**Supplied data:**
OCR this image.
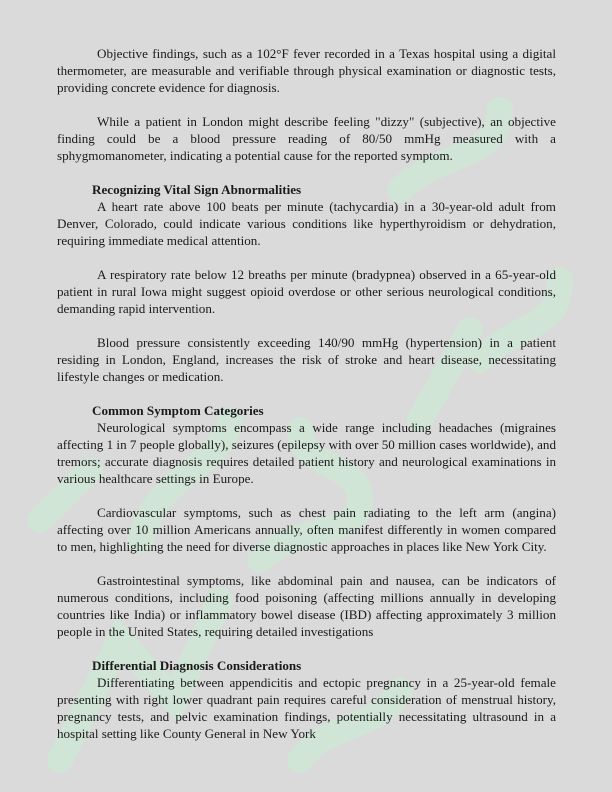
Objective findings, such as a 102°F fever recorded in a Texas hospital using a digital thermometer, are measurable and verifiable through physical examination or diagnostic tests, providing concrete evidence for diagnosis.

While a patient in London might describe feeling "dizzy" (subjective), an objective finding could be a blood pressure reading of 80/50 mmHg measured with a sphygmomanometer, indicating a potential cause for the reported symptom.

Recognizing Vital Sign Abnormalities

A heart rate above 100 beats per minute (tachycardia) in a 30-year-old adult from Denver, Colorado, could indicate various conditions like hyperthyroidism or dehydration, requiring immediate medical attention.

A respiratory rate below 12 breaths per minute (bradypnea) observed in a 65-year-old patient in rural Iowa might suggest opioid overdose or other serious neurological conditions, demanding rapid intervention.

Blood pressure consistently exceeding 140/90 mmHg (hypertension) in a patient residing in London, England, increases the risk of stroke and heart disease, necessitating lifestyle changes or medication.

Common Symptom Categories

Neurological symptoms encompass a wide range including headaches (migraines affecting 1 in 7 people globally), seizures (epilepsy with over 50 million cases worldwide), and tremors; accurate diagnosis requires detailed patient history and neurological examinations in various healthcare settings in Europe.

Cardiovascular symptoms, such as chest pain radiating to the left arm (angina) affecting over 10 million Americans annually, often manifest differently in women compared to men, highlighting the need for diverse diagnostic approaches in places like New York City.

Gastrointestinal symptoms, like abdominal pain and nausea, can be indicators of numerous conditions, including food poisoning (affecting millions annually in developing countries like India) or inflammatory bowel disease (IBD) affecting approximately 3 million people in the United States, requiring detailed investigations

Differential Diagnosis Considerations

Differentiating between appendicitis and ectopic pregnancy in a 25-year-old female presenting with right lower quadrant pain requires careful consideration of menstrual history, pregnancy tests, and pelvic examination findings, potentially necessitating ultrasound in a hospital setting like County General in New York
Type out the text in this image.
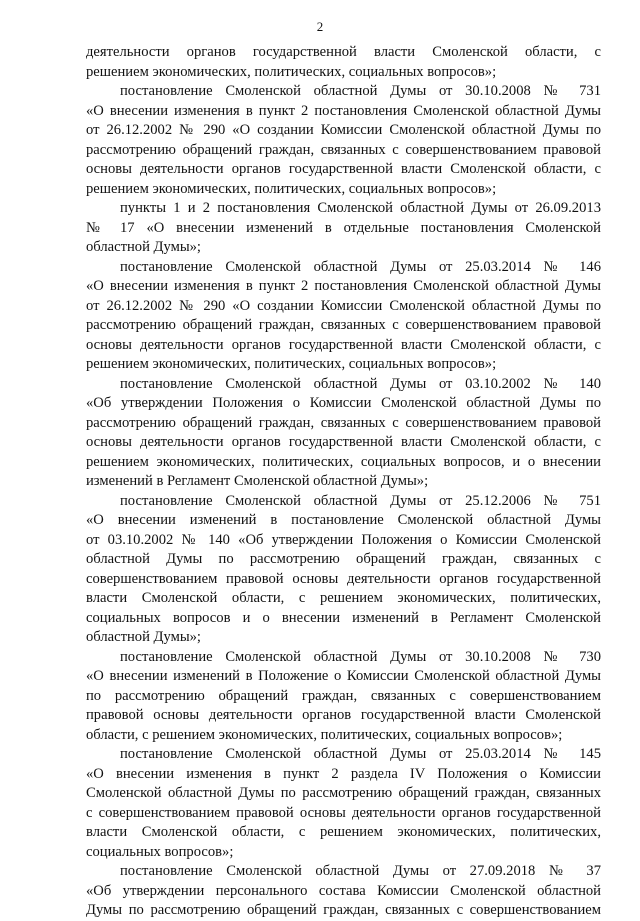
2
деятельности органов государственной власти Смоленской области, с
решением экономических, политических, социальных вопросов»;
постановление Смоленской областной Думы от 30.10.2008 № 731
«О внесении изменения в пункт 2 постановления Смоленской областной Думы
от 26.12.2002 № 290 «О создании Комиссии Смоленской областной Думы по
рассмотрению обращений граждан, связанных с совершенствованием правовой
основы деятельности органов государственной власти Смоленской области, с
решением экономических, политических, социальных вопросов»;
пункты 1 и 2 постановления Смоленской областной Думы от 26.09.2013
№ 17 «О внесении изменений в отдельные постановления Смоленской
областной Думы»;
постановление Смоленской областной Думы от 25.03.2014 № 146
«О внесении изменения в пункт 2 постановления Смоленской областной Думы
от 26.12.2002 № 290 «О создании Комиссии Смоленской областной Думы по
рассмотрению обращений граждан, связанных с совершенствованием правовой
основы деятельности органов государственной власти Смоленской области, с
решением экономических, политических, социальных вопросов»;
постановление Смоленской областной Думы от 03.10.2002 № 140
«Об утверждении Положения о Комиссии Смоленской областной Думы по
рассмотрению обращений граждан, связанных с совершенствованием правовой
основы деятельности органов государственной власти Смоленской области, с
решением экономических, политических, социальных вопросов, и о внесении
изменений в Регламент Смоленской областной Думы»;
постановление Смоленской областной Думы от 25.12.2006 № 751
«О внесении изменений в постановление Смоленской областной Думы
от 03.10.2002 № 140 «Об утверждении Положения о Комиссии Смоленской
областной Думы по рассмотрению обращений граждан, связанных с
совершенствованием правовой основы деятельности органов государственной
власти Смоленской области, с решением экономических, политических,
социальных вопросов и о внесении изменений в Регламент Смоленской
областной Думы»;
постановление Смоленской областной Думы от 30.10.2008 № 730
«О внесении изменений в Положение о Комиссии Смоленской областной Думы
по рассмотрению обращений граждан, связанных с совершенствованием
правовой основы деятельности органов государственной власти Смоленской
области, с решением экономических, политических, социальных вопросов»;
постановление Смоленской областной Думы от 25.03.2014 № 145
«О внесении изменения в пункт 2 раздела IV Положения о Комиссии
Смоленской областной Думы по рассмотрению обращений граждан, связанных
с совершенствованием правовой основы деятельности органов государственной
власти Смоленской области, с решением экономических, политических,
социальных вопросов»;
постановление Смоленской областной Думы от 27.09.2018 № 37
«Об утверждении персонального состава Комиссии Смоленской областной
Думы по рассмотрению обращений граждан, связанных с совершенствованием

**Aim of the task:** Reproduce every line from the entries that holds the word "Положения".

**Written answer:**
«Об утверждении Положения о Комиссии Смоленской областной Думы по
от 03.10.2002 № 140 «Об утверждении Положения о Комиссии Смоленской
«О внесении изменения в пункт 2 раздела IV Положения о Комиссии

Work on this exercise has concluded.